TO BE DONE
Only lines holding the word "NGUYEN" should be copied from the material.
--- PROVIDED DATA ---
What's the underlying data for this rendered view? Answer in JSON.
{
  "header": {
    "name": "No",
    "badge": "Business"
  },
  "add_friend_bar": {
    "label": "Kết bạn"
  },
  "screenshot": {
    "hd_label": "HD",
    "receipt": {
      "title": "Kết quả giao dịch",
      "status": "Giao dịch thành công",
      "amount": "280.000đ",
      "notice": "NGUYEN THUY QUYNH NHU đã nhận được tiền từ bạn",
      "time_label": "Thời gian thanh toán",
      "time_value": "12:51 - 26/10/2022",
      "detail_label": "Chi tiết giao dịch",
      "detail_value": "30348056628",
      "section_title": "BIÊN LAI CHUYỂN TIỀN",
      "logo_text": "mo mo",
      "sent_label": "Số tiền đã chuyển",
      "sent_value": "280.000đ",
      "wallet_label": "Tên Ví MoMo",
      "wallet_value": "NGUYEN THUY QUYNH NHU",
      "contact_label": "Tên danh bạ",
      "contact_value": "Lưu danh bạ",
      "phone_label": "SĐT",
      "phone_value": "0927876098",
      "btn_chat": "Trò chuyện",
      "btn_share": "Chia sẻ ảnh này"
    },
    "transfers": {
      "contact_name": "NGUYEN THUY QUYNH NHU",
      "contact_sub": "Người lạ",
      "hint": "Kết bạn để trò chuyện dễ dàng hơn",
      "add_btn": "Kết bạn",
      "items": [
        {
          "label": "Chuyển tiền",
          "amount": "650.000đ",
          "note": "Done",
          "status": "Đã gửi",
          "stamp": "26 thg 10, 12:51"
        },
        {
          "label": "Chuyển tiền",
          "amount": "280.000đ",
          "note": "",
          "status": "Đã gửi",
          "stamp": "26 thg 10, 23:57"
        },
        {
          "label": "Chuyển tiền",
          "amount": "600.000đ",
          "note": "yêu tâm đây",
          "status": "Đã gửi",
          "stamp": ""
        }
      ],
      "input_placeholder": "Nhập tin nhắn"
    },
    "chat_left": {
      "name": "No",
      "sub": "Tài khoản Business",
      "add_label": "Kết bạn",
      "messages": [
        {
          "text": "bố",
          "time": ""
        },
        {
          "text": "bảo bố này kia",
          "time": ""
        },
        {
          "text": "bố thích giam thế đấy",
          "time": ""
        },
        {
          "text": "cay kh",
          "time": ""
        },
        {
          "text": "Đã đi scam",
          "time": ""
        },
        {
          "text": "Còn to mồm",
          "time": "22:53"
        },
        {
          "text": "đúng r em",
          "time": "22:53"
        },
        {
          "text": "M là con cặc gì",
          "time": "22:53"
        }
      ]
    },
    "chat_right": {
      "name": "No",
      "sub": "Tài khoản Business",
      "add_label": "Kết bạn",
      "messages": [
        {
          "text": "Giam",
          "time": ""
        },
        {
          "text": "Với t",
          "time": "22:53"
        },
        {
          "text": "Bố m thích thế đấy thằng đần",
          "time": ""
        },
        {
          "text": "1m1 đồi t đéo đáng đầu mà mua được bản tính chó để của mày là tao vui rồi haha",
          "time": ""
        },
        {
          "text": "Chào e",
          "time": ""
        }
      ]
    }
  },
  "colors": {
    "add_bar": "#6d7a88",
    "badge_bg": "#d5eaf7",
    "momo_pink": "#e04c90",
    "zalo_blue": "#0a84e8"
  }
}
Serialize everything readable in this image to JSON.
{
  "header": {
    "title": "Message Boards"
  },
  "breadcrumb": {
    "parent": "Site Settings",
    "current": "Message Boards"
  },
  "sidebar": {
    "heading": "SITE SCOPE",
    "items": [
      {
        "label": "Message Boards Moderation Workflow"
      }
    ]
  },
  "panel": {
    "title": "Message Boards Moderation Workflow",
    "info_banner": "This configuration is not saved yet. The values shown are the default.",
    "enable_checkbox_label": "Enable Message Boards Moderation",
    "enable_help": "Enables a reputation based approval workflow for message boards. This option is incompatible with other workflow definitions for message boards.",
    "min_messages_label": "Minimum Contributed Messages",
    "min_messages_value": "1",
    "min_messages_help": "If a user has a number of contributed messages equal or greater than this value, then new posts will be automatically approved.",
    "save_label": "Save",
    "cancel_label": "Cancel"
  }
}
---
--- PROVIDED DATA ---
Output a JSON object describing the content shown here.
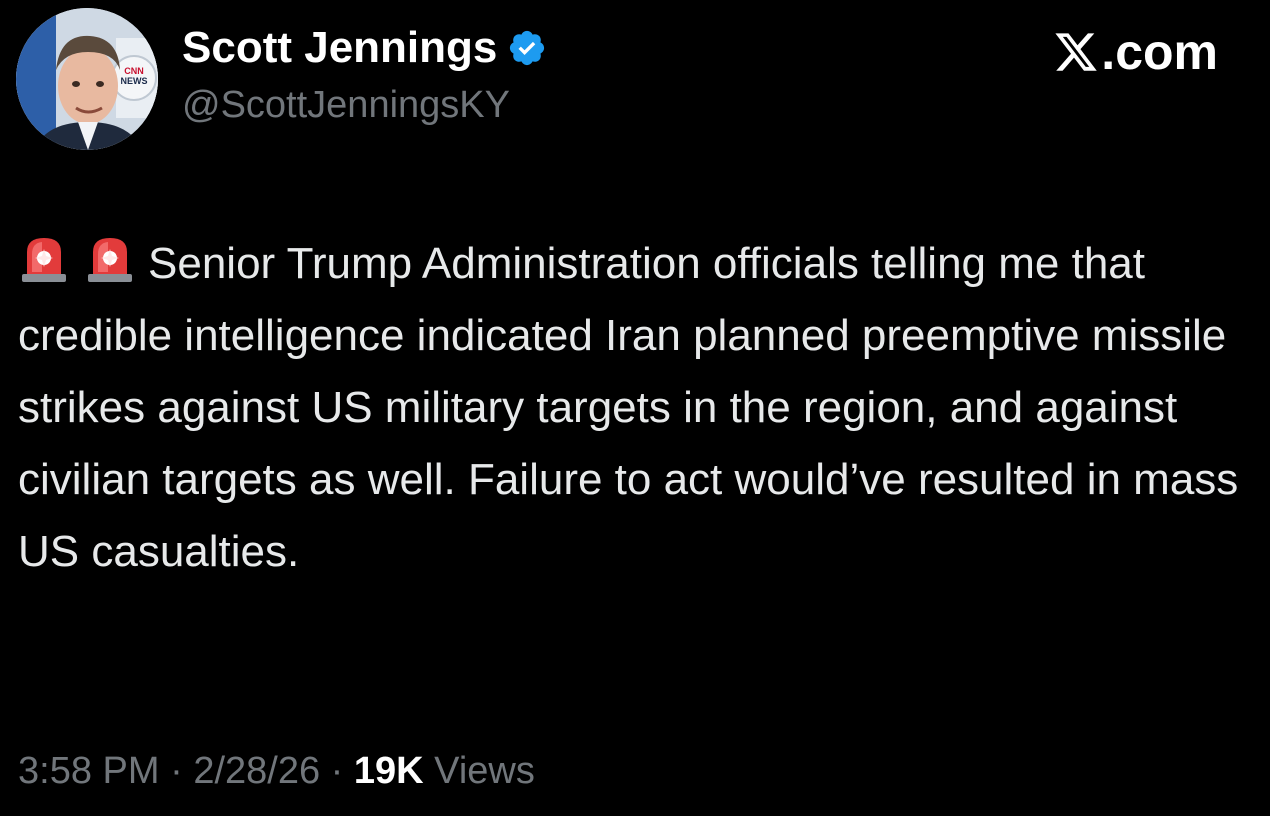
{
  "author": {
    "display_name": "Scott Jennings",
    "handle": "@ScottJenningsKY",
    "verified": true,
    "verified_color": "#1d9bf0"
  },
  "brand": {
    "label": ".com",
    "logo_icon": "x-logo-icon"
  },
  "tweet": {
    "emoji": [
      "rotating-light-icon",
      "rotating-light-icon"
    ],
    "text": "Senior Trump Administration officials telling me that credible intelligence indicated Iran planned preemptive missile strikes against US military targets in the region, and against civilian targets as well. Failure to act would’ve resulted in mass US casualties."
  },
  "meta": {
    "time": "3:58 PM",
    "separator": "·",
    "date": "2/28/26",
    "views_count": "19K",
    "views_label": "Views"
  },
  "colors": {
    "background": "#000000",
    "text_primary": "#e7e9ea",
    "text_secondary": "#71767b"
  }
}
---
--- PROVIDED DATA ---
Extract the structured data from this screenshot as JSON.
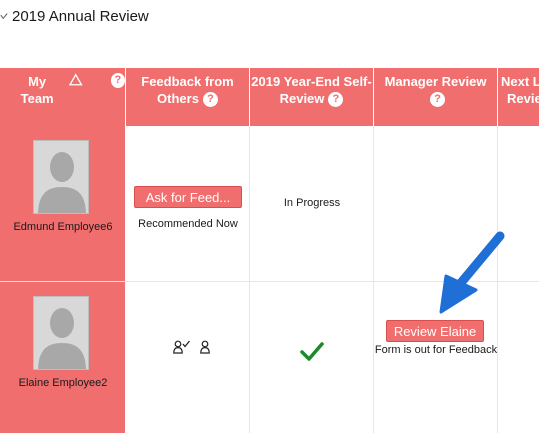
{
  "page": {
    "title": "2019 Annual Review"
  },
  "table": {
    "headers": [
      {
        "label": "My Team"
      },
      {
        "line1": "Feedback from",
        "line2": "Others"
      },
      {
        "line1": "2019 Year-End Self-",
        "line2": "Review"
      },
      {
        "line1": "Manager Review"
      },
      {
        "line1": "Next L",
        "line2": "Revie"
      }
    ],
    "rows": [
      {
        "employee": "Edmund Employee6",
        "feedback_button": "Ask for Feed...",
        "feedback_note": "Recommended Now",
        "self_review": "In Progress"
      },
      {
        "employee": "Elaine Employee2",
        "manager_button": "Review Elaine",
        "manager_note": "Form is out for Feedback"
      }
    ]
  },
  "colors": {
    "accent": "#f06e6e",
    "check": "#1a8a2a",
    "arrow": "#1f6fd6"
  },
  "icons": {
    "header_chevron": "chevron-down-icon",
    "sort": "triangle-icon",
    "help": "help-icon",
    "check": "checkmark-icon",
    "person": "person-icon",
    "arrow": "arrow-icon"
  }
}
---
SOLUTION
      "notice": "NGUYEN THUY QUYNH NHU đã nhận được tiền từ bạn",
      "wallet_value": "NGUYEN THUY QUYNH NHU",
      "contact_name": "NGUYEN THUY QUYNH NHU",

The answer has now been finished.